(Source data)

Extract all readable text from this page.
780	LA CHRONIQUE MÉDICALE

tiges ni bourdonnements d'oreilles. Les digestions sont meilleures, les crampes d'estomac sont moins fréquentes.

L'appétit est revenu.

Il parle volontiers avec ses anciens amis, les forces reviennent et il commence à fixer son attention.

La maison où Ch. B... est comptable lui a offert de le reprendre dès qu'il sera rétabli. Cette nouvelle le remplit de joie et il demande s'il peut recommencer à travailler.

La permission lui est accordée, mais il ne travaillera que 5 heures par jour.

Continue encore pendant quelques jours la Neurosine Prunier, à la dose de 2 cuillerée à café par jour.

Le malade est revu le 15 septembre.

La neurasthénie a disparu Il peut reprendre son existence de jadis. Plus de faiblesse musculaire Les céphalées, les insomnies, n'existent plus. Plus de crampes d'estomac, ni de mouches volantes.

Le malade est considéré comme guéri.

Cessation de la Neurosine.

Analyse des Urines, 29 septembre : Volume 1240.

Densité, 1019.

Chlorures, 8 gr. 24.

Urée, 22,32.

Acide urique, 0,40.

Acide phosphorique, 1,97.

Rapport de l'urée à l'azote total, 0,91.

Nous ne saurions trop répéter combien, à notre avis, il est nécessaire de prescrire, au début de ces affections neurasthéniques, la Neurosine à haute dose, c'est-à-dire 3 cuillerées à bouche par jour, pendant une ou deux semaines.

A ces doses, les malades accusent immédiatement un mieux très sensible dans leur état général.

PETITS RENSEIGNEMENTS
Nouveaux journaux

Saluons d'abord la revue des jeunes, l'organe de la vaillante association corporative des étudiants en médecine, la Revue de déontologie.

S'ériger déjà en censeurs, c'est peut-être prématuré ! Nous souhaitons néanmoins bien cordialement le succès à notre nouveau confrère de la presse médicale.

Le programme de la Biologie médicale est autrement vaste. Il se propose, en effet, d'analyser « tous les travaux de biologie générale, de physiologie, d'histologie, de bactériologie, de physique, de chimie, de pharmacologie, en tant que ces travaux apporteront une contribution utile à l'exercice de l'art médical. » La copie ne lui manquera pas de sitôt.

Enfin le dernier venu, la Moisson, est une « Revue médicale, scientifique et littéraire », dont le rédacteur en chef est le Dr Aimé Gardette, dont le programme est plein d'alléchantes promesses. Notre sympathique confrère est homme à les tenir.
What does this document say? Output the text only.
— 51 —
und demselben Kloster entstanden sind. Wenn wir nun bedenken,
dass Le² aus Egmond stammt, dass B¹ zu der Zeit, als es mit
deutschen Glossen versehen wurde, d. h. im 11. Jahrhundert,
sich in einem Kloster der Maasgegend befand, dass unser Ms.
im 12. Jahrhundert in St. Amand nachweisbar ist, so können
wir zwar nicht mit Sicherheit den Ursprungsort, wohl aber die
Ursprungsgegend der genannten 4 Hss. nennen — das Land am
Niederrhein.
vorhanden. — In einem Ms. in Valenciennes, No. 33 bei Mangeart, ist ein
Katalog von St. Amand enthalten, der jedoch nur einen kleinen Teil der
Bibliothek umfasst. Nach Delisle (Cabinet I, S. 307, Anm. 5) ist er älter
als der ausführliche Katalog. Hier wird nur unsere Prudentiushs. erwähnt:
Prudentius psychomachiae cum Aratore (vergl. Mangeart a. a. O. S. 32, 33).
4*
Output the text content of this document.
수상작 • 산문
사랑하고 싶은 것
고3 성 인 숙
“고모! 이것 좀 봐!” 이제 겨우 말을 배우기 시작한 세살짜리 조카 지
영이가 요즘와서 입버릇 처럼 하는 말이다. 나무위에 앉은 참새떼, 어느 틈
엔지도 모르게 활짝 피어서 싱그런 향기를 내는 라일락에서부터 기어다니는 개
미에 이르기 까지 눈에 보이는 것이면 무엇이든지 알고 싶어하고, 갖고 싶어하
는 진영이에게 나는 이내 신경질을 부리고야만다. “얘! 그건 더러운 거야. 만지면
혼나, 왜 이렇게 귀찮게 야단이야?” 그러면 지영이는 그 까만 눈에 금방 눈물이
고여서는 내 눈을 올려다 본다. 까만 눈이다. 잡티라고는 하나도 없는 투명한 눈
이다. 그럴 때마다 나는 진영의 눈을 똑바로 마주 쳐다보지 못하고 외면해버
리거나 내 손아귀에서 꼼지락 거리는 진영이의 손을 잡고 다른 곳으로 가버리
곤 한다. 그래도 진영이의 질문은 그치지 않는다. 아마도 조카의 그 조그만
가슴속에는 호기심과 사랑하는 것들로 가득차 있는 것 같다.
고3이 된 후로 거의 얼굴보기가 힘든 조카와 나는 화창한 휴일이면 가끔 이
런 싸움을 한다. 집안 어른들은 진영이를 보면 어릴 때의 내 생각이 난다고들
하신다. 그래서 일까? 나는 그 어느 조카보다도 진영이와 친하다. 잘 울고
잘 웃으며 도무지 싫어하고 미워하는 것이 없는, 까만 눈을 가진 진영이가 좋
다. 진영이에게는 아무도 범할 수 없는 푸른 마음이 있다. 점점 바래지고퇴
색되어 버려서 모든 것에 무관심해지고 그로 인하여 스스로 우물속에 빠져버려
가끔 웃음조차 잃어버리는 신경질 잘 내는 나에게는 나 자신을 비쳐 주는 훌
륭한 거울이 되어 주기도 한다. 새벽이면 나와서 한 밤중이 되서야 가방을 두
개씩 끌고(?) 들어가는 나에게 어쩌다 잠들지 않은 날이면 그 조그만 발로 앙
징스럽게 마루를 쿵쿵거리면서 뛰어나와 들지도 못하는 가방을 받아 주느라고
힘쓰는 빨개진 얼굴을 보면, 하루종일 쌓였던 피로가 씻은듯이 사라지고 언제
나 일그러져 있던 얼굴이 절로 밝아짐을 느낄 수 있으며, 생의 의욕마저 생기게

Work required: State the number of lines in the records that contain the string "programme", and nothing more.

Solution for this problem: 2